▸ **SUPPLIED RECORDS**
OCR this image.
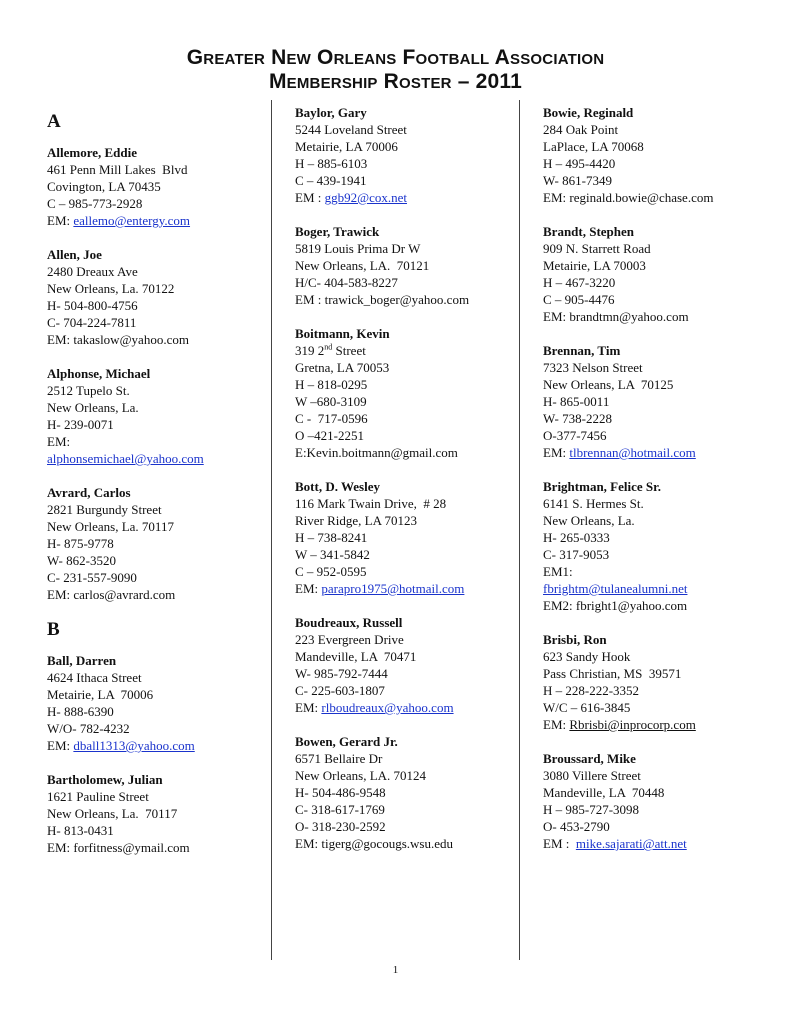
Greater New Orleans Football Association
Membership Roster – 2011
A
Allemore, Eddie
461 Penn Mill Lakes  Blvd
Covington, LA 70435
C – 985-773-2928
EM: eallemo@entergy.com
Allen, Joe
2480 Dreaux Ave
New Orleans, La. 70122
H- 504-800-4756
C- 704-224-7811
EM: takaslow@yahoo.com
Alphonse, Michael
2512 Tupelo St.
New Orleans, La.
H- 239-0071
EM:
alphonsemichael@yahoo.com
Avrard, Carlos
2821 Burgundy Street
New Orleans, La. 70117
H- 875-9778
W- 862-3520
C- 231-557-9090
EM: carlos@avrard.com
B
Ball, Darren
4624 Ithaca Street
Metairie, LA  70006
H- 888-6390
W/O- 782-4232
EM: dball1313@yahoo.com
Bartholomew, Julian
1621 Pauline Street
New Orleans, La.  70117
H- 813-0431
EM: forfitness@ymail.com
Baylor, Gary
5244 Loveland Street
Metairie, LA 70006
H – 885-6103
C – 439-1941
EM : ggb92@cox.net
Boger, Trawick
5819 Louis Prima Dr W
New Orleans, LA.  70121
H/C- 404-583-8227
EM : trawick_boger@yahoo.com
Boitmann, Kevin
319 2nd Street
Gretna, LA 70053
H – 818-0295
W –680-3109
C -  717-0596
O –421-2251
E:Kevin.boitmann@gmail.com
Bott, D. Wesley
116 Mark Twain Drive,  # 28
River Ridge, LA 70123
H – 738-8241
W – 341-5842
C – 952-0595
EM: parapro1975@hotmail.com
Boudreaux, Russell
223 Evergreen Drive
Mandeville, LA  70471
W- 985-792-7444
C- 225-603-1807
EM: rlboudreaux@yahoo.com
Bowen, Gerard Jr.
6571 Bellaire Dr
New Orleans, LA. 70124
H- 504-486-9548
C- 318-617-1769
O- 318-230-2592
EM: tigerg@gocougs.wsu.edu
Bowie, Reginald
284 Oak Point
LaPlace, LA 70068
H – 495-4420
W- 861-7349
EM: reginald.bowie@chase.com
Brandt, Stephen
909 N. Starrett Road
Metairie, LA 70003
H – 467-3220
C – 905-4476
EM: brandtmn@yahoo.com
Brennan, Tim
7323 Nelson Street
New Orleans, LA  70125
H- 865-0011
W- 738-2228
O-377-7456
EM: tlbrennan@hotmail.com
Brightman, Felice Sr.
6141 S. Hermes St.
New Orleans, La.
H- 265-0333
C- 317-9053
EM1:
fbrightm@tulanealumni.net
EM2: fbright1@yahoo.com
Brisbi, Ron
623 Sandy Hook
Pass Christian, MS  39571
H – 228-222-3352
W/C – 616-3845
EM: Rbrisbi@inprocorp.com
Broussard, Mike
3080 Villere Street
Mandeville, LA  70448
H – 985-727-3098
O- 453-2790
EM :  mike.sajarati@att.net
1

▸ **REQUIRED WORK**
Exclude all images and restate the records above word for word.

▸ **OUTPUT FOR THIS TASK**
OCR this image.
Greater New Orleans Football Association
Membership Roster – 2011
A
Allemore, Eddie
461 Penn Mill Lakes  Blvd
Covington, LA 70435
C – 985-773-2928
EM: eallemo@entergy.com
Allen, Joe
2480 Dreaux Ave
New Orleans, La. 70122
H- 504-800-4756
C- 704-224-7811
EM: takaslow@yahoo.com
Alphonse, Michael
2512 Tupelo St.
New Orleans, La.
H- 239-0071
EM:
alphonsemichael@yahoo.com
Avrard, Carlos
2821 Burgundy Street
New Orleans, La. 70117
H- 875-9778
W- 862-3520
C- 231-557-9090
EM: carlos@avrard.com
B
Ball, Darren
4624 Ithaca Street
Metairie, LA  70006
H- 888-6390
W/O- 782-4232
EM: dball1313@yahoo.com
Bartholomew, Julian
1621 Pauline Street
New Orleans, La.  70117
H- 813-0431
EM: forfitness@ymail.com
Baylor, Gary
5244 Loveland Street
Metairie, LA 70006
H – 885-6103
C – 439-1941
EM : ggb92@cox.net
Boger, Trawick
5819 Louis Prima Dr W
New Orleans, LA.  70121
H/C- 404-583-8227
EM : trawick_boger@yahoo.com
Boitmann, Kevin
319 2nd Street
Gretna, LA 70053
H – 818-0295
W –680-3109
C -  717-0596
O –421-2251
E:Kevin.boitmann@gmail.com
Bott, D. Wesley
116 Mark Twain Drive,  # 28
River Ridge, LA 70123
H – 738-8241
W – 341-5842
C – 952-0595
EM: parapro1975@hotmail.com
Boudreaux, Russell
223 Evergreen Drive
Mandeville, LA  70471
W- 985-792-7444
C- 225-603-1807
EM: rlboudreaux@yahoo.com
Bowen, Gerard Jr.
6571 Bellaire Dr
New Orleans, LA. 70124
H- 504-486-9548
C- 318-617-1769
O- 318-230-2592
EM: tigerg@gocougs.wsu.edu
Bowie, Reginald
284 Oak Point
LaPlace, LA 70068
H – 495-4420
W- 861-7349
EM: reginald.bowie@chase.com
Brandt, Stephen
909 N. Starrett Road
Metairie, LA 70003
H – 467-3220
C – 905-4476
EM: brandtmn@yahoo.com
Brennan, Tim
7323 Nelson Street
New Orleans, LA  70125
H- 865-0011
W- 738-2228
O-377-7456
EM: tlbrennan@hotmail.com
Brightman, Felice Sr.
6141 S. Hermes St.
New Orleans, La.
H- 265-0333
C- 317-9053
EM1:
fbrightm@tulanealumni.net
EM2: fbright1@yahoo.com
Brisbi, Ron
623 Sandy Hook
Pass Christian, MS  39571
H – 228-222-3352
W/C – 616-3845
EM: Rbrisbi@inprocorp.com
Broussard, Mike
3080 Villere Street
Mandeville, LA  70448
H – 985-727-3098
O- 453-2790
EM :  mike.sajarati@att.net
1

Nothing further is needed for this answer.